**Reading text:**
◆ ◆ ◆ ◆ ◆

Our cruise up the St Lawrence were at cooler temperatures than our trip down the Ottawa River. On the way to the Islands which pretty much start at Brockville, we had stopovers at Craig Quay, Chrysler Park Marina near Upper Canada Village, passing through the Beauharnois, Snell, Eisenhower, and Iroquois commercial locks. There is one thing in the commercial locks that caught us by surprise here, we are familiar with the lock staff throwing down lines from the top of the lock for us to cleat and feed through as the water rises; At Eisenhower lock, we entered and the lock staff said number 2. We had no idea what he meant, until we got in and noticed these numbered floating hooks inside the lock wall, it was weird however that we would only get one of these hooks, we had to feed the bow line around it at midships, and the same for the stern line. It was a little difficult to keep the stern in to the wall, and the lines were rubbing up the concrete wall the whole way making our lines very dirty and their lock walls very clean. Iroquois was another anomaly, we entered the lock, they closed the doors behind us, we pulled to the lock wall, paid our fee, then they just opened the door in front of us and we left. It was no noticeable lift to this lock at all.
The current can be 3-4 knots in these areas, you can see some of the navigation buoys healing over to the force of the current, so heading upstream will have an effect on your speed and fuel economy, though not enough to warrant not going up the St. Lawrence. We lost a little time, and burned a little more fuel than usual, but nothing drastic. We will however go downstream on the St. Lawrence the next time we do this triangle just for a change.
We were in need of provisions, so before we went out for the night on one of the Brockville group islands we had to stop into the Brockville Marina to find a grocery store. This marina allows you to tie up for free, if slips are available, for up to 3 hours. This gave us plenty of time to do a little shopping on Main Street, and stock up on food and water.
Leaving Brockville Marina, it was only a few minutes before we hit the islands. We rounded Refugee Island, seeing a full dock free on the southern side, we took it. It was a beautiful spot, the water in this area was so green and clear. We spent the evening swimming, snorkeling, and watching water foul gracefully flying inches above the water.

◆ ◆ ◆ ◆ ◆

**Short exercise 1:** In the cruising account, how long does Brockville Marina let boats tie up for free?

◆ ◆ ◆ ◆ ◆

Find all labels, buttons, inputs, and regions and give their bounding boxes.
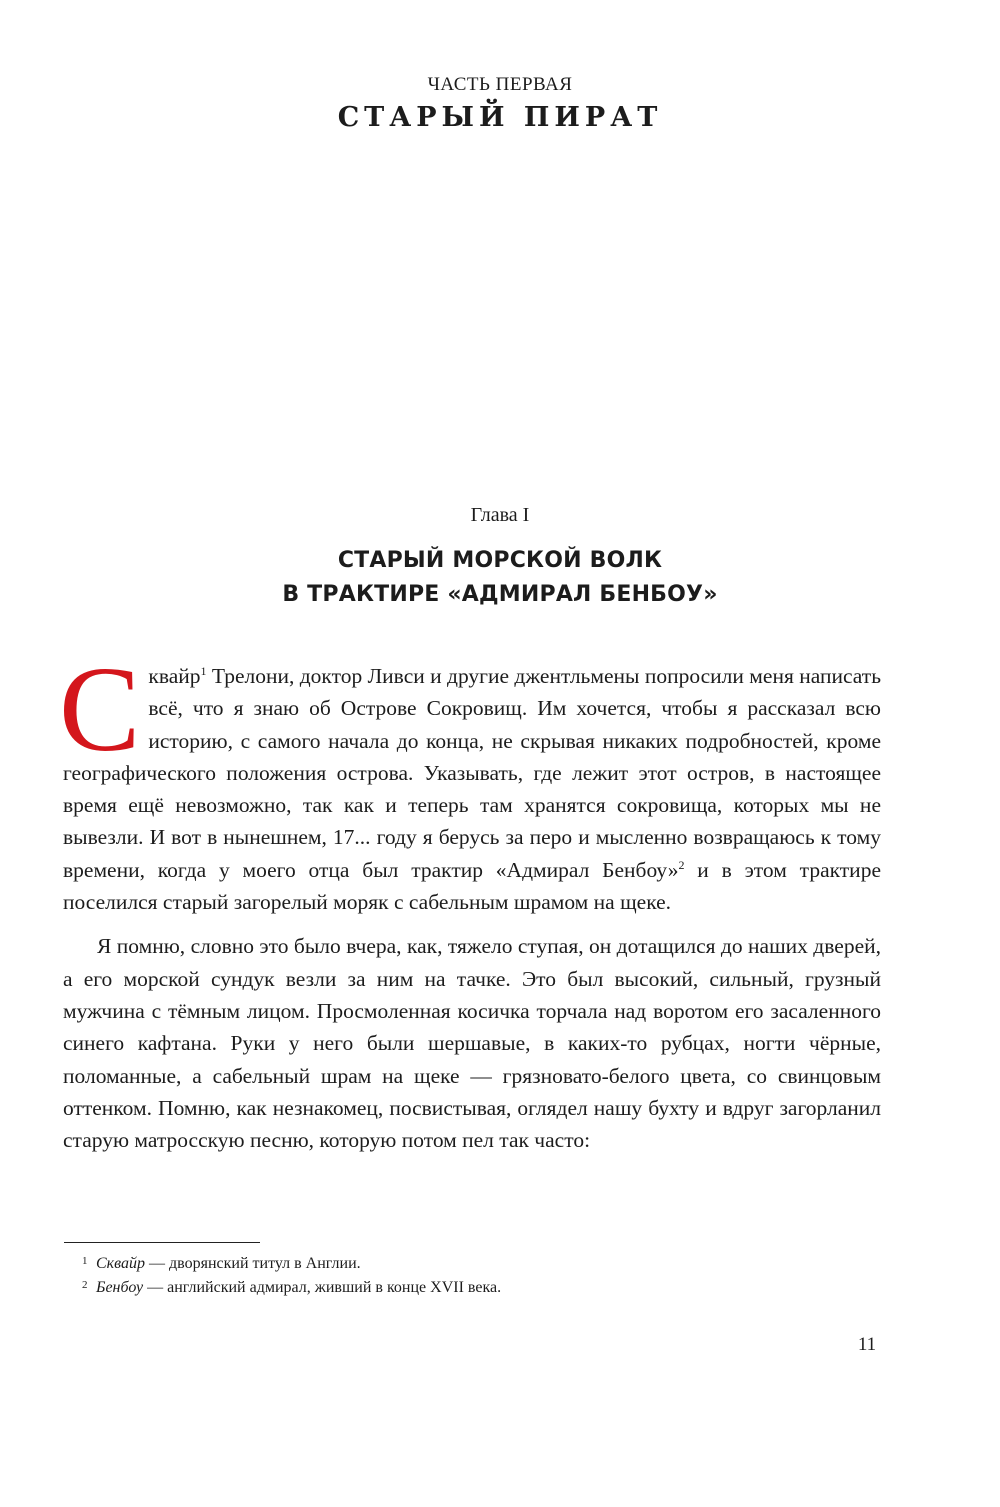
chapter-title-line-1: СТАРЫЙ МОРСКОЙ ВОЛК [337,548,663,573]
part-label: ЧАСТЬ ПЕРВАЯ [427,74,573,95]
footnote-divider [64,1242,260,1243]
drop-cap: С [59,642,141,777]
footnote-number: 2 [82,1279,88,1291]
paragraph-2: Я помню, словно это было вчера, как, тяжело ступая, он дотащился до наших дверей, а его морской сундук везли за ним на тачке. Это был высокий, сильный, грузный мужчина с тёмным лицом. Просмоленная косичка торчала над воротом его засаленного синего кафтана. Руки у него были шершавые, в каких-то рубцах, ногти чёрные, поломанные, а сабельный шрам на щеке — грязновато-белого цвета, со свинцовым оттенком. Помню, как незнакомец, посвистывая, оглядел нашу бухту и вдруг загорланил старую матросскую песню, которую потом пел так часто: [63,934,881,1153]
paragraph-1 [59,642,881,918]
chapter-body [59,642,881,1156]
paragraph-1-text-b: Трелони, доктор Ливси и другие джентльмены попросили меня написать всё, что я знаю об Острове Сокровищ. Им хочется, чтобы я рассказал всю историю, с самого начала до конца, не скрывая никаких подробностей, кроме географического положения острова. Указывать, где лежит этот остров, в настоящее время ещё невозможно, так как и теперь там хранятся сокровища, которых мы не вывезли. И вот в нынешнем, 17... году я берусь за перо и мысленно возвращаюсь к тому времени, когда у моего отца был трактир «Адмирал Бенбоу» [63,664,881,882]
footnote-term: Сквайр [96,1255,145,1272]
footnotes [82,1252,876,1300]
paragraph-1-text-a: квайр [148,664,201,688]
chapter-title-line-2: В ТРАКТИРЕ «АДМИРАЛ БЕНБОУ» [282,582,718,607]
footnote-term: Бенбоу [96,1279,144,1296]
page-number: 11 [857,1334,877,1355]
footnote-ref-2: 2 [678,857,685,872]
footnote-number: 1 [82,1255,88,1267]
footnote-2 [82,1276,876,1300]
chapter-label: Глава I [470,504,530,526]
paragraph-1-text-c: и в этом трактире поселился старый загорелый моряк с сабельным шрамом на щеке. [63,857,881,915]
chapter-title [0,544,1000,612]
footnote-text: — дворянский титул в Англии. [145,1255,361,1272]
footnote-text: — английский адмирал, живший в конце XVII века. [143,1279,502,1296]
footnote-1 [82,1252,876,1276]
part-title: СТАРЫЙ ПИРАТ [337,102,663,133]
footnote-ref-1: 1 [200,663,207,678]
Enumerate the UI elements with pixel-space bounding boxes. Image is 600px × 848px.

◆ ◆ ◆ ◆ ◆

**Short exercise 2:** In the rows, rewrite the part that opens with the line containing "chapter-title-line-1: СТАРЫЙ МОРСКОЙ" and closes with the line containing "footnotes [82,1252,876,1300]", putting "chapter-content" in place of "chapter-body" and leaving everything else unchanged. Return only those lines.

**Full output 1:** Up to 3 hours, if slips are available.

**Full output 2:**
chapter-title-line-1: СТАРЫЙ МОРСКОЙ ВОЛК [337,548,663,573]
part-label: ЧАСТЬ ПЕРВАЯ [427,74,573,95]
footnote-divider [64,1242,260,1243]
drop-cap: С [59,642,141,777]
footnote-number: 2 [82,1279,88,1291]
paragraph-2: Я помню, словно это было вчера, как, тяжело ступая, он дотащился до наших дверей, а его морской сундук везли за ним на тачке. Это был высокий, сильный, грузный мужчина с тёмным лицом. Просмоленная косичка торчала над воротом его засаленного синего кафтана. Руки у него были шершавые, в каких-то рубцах, ногти чёрные, поломанные, а сабельный шрам на щеке — грязновато-белого цвета, со свинцовым оттенком. Помню, как незнакомец, посвистывая, оглядел нашу бухту и вдруг загорланил старую матросскую песню, которую потом пел так часто: [63,934,881,1153]
paragraph-1 [59,642,881,918]
chapter-content [59,642,881,1156]
paragraph-1-text-b: Трелони, доктор Ливси и другие джентльмены попросили меня написать всё, что я знаю об Острове Сокровищ. Им хочется, чтобы я рассказал всю историю, с самого начала до конца, не скрывая никаких подробностей, кроме географического положения острова. Указывать, где лежит этот остров, в настоящее время ещё невозможно, так как и теперь там хранятся сокровища, которых мы не вывезли. И вот в нынешнем, 17... году я берусь за перо и мысленно возвращаюсь к тому времени, когда у моего отца был трактир «Адмирал Бенбоу» [63,664,881,882]
footnote-term: Сквайр [96,1255,145,1272]
footnotes [82,1252,876,1300]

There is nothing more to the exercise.